======== Supplied material

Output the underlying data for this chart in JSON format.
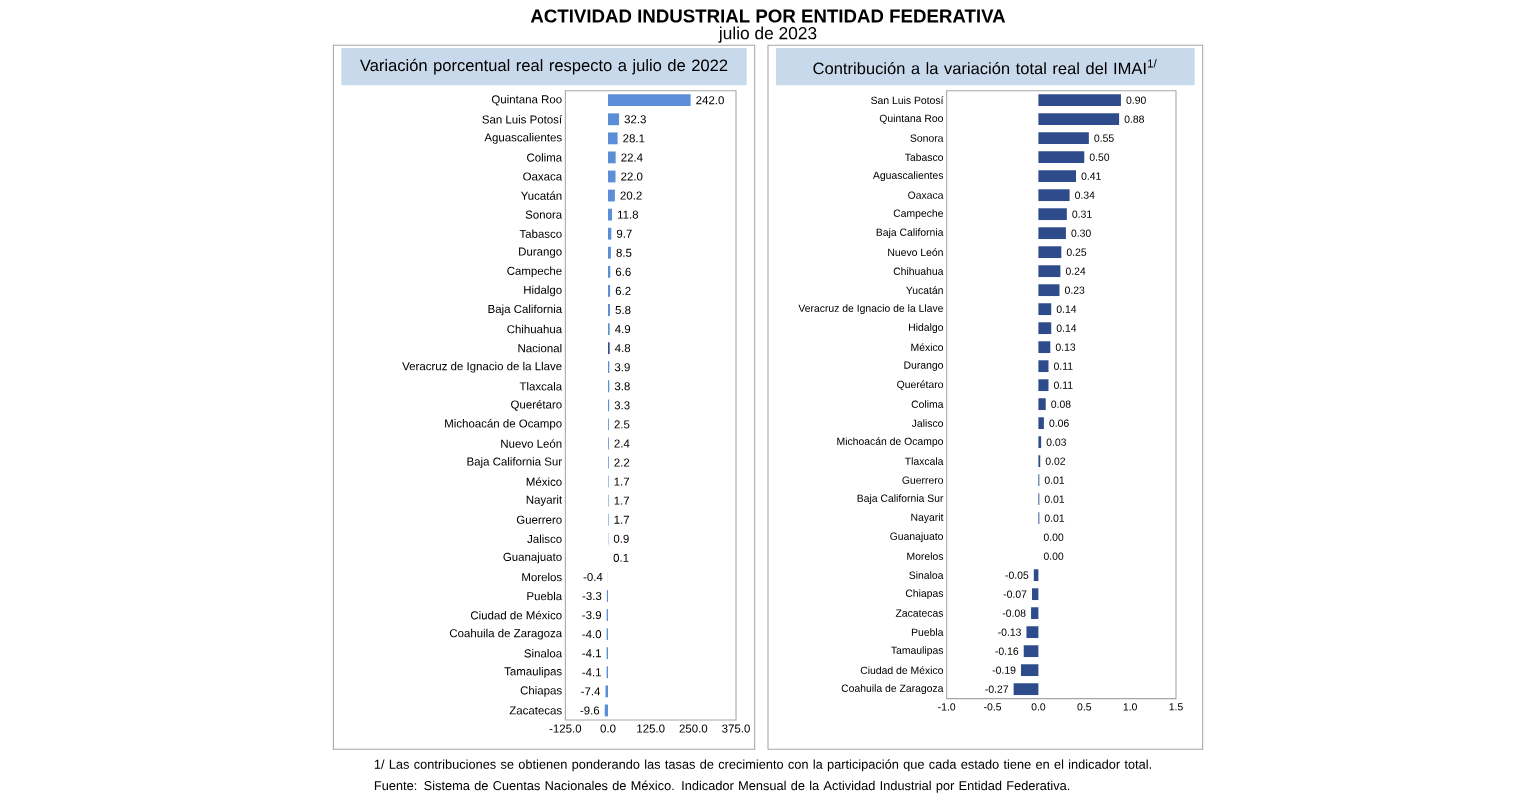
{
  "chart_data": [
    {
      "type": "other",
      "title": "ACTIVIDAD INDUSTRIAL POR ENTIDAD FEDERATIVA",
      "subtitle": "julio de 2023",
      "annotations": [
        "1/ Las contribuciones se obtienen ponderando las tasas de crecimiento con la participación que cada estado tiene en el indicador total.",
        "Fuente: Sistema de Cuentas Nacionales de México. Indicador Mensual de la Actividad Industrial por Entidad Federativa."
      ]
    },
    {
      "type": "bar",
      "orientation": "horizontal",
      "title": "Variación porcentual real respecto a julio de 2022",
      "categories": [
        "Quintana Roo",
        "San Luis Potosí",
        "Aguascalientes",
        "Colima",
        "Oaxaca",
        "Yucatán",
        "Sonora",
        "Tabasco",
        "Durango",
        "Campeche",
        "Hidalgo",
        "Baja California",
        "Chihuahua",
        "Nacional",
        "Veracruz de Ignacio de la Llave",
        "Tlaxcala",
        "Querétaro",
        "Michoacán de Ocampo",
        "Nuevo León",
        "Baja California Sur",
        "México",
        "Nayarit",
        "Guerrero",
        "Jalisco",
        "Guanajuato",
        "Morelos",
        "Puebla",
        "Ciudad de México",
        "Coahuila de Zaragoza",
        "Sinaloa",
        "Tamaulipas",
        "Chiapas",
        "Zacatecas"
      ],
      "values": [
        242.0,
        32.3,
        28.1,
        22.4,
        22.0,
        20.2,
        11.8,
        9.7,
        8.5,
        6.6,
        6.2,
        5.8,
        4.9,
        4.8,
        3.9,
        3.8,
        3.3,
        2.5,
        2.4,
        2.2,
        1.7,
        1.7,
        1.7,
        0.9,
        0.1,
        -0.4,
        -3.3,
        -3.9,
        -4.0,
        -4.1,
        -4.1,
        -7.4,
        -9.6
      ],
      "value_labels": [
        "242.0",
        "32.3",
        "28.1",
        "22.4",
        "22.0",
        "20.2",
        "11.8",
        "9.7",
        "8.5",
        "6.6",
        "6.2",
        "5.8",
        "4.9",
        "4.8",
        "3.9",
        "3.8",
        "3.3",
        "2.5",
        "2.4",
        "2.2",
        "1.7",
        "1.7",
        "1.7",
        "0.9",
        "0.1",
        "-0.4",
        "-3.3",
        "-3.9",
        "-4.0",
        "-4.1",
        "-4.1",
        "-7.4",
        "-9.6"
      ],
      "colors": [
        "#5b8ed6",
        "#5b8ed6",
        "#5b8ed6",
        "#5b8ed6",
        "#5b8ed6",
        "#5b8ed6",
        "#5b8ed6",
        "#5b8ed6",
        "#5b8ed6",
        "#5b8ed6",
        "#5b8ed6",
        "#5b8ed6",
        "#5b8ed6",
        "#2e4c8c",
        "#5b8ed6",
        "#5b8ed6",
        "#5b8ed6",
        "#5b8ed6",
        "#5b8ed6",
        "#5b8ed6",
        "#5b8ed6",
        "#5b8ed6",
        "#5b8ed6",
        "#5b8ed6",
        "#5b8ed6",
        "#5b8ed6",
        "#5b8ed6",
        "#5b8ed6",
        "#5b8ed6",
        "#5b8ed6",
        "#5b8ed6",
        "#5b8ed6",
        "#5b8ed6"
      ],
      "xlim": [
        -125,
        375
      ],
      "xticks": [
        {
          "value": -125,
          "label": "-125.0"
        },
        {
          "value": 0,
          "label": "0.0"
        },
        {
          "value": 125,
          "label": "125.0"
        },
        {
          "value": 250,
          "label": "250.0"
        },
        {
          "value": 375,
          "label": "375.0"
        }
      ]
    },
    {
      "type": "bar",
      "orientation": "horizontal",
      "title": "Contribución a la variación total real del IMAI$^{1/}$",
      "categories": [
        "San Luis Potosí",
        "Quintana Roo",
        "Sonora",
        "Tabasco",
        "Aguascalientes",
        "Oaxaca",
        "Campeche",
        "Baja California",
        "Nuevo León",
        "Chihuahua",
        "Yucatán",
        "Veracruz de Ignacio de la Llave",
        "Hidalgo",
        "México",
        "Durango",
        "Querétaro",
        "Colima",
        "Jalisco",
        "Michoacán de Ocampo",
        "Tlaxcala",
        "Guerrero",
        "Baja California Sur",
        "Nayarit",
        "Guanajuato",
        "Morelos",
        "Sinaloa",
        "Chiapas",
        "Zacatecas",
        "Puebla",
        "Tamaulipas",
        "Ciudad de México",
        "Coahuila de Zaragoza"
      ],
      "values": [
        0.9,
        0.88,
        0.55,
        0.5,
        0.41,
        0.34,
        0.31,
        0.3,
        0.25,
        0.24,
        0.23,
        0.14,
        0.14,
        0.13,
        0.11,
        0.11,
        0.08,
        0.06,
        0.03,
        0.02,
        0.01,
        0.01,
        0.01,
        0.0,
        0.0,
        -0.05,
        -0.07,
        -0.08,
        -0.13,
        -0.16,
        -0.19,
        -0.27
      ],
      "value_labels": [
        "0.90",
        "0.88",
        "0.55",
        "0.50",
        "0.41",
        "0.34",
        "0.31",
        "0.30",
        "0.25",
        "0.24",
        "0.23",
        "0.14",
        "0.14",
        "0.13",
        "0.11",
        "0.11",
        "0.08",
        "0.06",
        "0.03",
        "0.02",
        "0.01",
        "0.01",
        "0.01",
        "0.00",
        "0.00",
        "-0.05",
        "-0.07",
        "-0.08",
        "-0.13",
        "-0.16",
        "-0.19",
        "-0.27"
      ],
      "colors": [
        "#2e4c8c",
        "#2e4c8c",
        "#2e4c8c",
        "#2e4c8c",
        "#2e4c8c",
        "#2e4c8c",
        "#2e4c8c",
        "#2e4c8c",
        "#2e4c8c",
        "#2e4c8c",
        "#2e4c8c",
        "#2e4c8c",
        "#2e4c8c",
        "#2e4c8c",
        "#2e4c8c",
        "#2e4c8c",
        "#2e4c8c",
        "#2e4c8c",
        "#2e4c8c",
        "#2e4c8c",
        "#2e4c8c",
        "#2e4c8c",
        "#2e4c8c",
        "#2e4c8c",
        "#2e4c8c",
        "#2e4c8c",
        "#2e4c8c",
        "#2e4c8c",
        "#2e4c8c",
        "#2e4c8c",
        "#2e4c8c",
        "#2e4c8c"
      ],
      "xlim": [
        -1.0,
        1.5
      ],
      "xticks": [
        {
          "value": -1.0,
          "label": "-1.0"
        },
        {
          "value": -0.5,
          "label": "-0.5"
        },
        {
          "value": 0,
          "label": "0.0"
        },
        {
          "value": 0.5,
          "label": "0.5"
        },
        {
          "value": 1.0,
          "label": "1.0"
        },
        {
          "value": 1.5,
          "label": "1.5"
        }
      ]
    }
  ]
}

================
======== Supplied material

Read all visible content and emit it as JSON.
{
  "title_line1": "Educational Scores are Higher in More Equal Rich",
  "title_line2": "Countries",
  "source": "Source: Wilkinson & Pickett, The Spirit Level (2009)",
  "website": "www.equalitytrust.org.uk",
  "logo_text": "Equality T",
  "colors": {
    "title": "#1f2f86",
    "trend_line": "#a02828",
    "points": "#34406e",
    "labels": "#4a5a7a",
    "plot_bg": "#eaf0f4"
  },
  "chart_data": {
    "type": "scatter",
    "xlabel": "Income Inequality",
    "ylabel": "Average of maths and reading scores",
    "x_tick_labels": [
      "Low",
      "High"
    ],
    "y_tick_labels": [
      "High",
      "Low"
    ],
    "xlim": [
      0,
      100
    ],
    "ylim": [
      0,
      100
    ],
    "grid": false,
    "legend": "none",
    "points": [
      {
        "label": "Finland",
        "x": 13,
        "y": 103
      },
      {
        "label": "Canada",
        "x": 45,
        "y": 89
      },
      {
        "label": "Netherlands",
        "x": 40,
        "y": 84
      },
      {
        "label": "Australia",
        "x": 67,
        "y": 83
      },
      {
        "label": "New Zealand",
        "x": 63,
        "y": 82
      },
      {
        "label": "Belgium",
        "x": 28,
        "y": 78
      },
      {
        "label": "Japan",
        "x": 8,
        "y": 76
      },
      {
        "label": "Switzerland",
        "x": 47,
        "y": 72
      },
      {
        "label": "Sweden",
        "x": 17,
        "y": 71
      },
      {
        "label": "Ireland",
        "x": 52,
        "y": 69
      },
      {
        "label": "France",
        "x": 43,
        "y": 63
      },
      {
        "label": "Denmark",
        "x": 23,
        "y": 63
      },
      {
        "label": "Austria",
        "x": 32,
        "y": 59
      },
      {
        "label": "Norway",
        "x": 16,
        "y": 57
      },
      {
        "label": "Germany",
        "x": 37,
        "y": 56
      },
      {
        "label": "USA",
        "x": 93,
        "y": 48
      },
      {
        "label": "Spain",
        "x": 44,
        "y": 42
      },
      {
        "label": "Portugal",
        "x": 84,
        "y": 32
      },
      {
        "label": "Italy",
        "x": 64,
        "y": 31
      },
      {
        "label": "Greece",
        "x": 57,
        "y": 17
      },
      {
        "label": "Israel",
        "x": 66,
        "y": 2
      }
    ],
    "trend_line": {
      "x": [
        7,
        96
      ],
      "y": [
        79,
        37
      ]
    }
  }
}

================

Look through the records and gather every line containing "real".

      "title": "Variación porcentual real respecto a julio de 2022",
      "title": "Contribución a la variación total real del IMAI$^{1/}$",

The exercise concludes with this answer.